Records about charts and figures
────────────────────
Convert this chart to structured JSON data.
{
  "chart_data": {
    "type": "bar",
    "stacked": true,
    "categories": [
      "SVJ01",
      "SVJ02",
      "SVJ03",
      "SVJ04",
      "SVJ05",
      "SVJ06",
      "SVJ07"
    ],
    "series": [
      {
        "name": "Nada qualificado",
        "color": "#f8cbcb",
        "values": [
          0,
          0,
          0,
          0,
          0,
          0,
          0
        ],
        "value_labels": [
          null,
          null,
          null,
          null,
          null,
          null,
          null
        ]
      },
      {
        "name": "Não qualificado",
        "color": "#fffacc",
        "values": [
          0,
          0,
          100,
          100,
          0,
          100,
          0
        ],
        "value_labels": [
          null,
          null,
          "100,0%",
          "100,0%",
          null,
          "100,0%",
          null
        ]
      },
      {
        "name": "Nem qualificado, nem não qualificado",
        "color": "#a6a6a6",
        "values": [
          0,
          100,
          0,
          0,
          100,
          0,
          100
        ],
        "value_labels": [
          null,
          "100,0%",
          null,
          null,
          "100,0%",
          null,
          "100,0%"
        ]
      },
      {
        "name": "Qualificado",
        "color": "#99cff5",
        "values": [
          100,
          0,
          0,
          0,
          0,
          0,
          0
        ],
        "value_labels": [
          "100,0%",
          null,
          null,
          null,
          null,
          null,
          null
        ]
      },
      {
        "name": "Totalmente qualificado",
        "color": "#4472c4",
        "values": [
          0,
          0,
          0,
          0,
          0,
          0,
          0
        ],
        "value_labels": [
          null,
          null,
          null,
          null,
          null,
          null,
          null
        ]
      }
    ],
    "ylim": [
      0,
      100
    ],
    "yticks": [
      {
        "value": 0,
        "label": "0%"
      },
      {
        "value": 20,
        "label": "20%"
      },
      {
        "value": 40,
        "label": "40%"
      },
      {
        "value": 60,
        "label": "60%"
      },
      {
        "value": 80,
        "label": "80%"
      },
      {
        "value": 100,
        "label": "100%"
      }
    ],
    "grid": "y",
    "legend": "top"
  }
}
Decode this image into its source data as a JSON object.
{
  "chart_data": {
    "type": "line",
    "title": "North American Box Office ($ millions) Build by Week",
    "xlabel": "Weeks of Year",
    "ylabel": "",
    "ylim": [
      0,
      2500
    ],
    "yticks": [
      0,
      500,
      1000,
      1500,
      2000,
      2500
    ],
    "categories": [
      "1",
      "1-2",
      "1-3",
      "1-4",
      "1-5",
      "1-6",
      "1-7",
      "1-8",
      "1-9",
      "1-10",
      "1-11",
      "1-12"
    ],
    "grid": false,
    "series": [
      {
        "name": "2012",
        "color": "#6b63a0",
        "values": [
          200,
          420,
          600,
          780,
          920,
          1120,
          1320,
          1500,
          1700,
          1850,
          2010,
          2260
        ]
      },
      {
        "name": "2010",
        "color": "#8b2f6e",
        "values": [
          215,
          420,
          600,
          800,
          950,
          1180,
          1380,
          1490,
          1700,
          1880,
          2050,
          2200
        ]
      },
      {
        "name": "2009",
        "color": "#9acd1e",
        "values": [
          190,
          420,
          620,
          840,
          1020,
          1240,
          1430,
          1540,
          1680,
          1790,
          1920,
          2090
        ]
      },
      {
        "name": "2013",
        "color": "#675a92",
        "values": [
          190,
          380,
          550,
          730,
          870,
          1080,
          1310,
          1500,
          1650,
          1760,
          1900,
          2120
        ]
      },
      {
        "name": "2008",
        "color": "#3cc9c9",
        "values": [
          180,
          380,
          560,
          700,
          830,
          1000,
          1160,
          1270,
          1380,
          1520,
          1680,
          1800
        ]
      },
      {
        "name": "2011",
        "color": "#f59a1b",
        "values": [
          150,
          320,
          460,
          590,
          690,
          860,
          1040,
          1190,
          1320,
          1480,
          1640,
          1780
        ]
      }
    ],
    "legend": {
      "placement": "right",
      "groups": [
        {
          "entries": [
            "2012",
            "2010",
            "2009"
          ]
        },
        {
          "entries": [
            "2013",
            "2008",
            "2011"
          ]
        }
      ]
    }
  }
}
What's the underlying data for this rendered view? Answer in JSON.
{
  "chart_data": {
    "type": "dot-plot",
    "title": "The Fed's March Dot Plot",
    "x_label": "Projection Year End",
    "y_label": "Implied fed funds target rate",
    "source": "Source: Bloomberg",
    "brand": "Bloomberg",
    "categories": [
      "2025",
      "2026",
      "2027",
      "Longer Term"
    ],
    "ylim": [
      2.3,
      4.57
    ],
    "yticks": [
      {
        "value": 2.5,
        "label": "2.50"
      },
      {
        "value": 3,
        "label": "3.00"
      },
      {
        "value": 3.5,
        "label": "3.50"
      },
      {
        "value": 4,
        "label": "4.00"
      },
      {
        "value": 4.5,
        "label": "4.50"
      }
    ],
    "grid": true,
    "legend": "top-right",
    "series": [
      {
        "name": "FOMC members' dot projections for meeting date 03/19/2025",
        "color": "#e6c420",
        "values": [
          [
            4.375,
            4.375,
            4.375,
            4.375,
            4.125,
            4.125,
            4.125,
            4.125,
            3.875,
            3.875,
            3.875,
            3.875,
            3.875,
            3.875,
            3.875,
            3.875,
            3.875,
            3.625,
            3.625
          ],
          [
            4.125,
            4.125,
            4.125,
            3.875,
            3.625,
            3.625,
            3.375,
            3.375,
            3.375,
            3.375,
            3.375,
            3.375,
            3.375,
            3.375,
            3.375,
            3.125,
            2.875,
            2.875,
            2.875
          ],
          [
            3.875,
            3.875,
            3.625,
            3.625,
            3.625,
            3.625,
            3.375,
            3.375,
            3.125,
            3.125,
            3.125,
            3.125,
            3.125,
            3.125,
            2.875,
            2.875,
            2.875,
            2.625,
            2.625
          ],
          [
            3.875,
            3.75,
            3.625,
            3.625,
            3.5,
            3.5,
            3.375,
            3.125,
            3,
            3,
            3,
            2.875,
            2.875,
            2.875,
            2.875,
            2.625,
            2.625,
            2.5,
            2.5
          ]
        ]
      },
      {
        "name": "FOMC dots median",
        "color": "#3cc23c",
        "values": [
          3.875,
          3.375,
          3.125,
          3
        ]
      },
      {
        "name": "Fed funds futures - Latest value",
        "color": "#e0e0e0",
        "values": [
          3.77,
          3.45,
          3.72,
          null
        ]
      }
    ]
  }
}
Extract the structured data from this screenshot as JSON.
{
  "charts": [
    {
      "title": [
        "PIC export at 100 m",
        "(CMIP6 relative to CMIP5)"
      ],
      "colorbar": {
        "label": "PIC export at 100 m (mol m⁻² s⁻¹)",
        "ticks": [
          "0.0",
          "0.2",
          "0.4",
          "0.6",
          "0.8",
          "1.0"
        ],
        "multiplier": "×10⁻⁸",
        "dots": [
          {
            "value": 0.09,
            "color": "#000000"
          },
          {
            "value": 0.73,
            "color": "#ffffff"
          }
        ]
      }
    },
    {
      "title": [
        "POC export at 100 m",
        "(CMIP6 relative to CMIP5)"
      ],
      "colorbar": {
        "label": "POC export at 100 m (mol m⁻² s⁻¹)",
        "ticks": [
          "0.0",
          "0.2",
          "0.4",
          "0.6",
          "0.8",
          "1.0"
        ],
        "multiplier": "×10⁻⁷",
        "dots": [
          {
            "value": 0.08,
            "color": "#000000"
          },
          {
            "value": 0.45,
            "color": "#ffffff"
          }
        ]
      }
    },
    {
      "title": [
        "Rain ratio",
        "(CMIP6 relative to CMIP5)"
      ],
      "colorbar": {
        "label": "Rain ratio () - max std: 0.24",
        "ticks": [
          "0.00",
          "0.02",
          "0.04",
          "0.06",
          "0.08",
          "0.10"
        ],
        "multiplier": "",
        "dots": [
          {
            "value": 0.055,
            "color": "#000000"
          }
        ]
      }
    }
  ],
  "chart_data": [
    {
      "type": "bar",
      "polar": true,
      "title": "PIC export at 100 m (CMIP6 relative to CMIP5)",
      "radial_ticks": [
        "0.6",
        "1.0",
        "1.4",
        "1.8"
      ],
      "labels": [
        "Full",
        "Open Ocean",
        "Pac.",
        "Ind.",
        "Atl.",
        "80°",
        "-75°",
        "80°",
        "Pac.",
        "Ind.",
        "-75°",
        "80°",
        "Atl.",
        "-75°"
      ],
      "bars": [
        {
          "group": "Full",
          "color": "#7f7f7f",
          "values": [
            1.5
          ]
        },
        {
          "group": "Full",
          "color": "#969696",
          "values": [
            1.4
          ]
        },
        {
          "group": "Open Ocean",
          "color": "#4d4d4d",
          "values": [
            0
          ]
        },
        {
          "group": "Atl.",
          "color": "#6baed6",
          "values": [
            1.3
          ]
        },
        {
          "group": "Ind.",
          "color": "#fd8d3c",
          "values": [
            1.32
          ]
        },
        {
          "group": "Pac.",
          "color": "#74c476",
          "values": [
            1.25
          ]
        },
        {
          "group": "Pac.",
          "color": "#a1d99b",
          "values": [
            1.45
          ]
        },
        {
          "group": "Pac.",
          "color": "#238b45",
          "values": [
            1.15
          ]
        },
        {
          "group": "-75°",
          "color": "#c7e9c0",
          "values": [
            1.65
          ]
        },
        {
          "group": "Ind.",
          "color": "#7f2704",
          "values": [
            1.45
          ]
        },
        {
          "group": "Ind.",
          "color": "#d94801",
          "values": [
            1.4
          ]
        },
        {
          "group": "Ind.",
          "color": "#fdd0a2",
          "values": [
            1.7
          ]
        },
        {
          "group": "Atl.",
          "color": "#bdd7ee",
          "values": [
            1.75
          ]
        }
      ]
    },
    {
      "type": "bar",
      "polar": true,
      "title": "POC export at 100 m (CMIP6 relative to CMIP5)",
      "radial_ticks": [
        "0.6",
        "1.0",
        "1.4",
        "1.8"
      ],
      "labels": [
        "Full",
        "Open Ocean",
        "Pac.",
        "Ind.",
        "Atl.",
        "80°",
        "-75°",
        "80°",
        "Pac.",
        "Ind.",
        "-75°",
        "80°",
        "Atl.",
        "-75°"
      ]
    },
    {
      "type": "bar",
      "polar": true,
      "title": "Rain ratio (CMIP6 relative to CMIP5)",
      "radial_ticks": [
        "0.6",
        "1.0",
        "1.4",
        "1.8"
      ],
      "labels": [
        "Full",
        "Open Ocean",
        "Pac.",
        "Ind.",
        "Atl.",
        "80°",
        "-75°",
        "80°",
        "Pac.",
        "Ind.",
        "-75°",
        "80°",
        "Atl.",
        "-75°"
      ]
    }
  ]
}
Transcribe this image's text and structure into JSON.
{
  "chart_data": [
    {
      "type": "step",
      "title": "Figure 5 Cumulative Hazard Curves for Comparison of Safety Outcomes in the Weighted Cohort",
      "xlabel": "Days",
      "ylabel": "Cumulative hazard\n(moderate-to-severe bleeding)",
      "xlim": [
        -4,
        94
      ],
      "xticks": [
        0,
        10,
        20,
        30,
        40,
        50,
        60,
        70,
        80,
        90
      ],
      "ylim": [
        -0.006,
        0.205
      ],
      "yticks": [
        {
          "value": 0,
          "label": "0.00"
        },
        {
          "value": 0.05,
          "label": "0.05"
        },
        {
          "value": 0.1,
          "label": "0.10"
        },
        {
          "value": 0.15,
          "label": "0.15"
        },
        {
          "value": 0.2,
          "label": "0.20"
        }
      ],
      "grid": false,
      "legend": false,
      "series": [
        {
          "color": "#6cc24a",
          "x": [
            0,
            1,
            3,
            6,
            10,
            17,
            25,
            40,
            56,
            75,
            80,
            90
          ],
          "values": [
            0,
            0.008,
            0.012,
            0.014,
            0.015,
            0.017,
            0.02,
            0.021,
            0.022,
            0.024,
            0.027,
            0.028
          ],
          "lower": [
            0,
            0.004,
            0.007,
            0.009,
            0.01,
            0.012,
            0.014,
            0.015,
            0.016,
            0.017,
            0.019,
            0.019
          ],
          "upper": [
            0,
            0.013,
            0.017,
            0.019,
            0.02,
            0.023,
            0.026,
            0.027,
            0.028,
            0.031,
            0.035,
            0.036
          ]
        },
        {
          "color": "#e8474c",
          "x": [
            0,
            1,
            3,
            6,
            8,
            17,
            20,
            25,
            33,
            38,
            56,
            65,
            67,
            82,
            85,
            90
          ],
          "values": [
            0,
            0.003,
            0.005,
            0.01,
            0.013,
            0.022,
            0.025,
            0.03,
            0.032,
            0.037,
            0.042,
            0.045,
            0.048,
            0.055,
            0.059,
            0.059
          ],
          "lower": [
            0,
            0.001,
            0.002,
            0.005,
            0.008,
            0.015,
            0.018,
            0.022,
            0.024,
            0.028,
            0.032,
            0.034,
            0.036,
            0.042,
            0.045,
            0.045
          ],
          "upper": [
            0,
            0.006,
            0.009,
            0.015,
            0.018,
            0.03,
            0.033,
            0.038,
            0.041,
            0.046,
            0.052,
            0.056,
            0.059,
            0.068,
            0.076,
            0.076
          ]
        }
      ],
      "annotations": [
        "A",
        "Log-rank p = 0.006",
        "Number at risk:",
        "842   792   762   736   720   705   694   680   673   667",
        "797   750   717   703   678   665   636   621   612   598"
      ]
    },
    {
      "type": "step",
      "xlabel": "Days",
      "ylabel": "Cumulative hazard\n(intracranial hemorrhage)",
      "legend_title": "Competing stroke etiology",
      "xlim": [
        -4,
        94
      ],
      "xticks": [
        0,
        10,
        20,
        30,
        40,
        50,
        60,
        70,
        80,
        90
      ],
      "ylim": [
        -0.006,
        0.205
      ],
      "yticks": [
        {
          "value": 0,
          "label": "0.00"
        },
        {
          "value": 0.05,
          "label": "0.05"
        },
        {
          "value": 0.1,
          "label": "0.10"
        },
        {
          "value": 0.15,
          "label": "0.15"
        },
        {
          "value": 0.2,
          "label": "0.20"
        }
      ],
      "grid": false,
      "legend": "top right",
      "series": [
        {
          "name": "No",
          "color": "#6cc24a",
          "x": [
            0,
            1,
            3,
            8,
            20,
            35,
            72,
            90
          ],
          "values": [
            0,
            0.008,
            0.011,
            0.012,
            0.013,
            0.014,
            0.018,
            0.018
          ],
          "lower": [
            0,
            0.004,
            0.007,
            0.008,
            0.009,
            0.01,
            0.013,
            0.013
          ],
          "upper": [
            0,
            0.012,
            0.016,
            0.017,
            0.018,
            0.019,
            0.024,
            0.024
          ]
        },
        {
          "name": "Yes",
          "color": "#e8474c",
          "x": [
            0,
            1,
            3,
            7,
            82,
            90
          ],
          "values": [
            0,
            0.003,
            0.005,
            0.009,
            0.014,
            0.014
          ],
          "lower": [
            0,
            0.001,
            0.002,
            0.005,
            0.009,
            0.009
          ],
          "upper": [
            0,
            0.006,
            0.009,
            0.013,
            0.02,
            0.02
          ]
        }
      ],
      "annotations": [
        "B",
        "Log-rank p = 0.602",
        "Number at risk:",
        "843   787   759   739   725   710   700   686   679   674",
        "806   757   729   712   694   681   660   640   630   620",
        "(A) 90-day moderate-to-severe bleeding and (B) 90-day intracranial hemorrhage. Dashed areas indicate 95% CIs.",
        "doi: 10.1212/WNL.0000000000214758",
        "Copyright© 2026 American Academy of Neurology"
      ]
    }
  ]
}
────────────────────
§ **Prompt**: Find how many lines in the records contain the string "export", then give the number alone.

§ **Expected output**: 6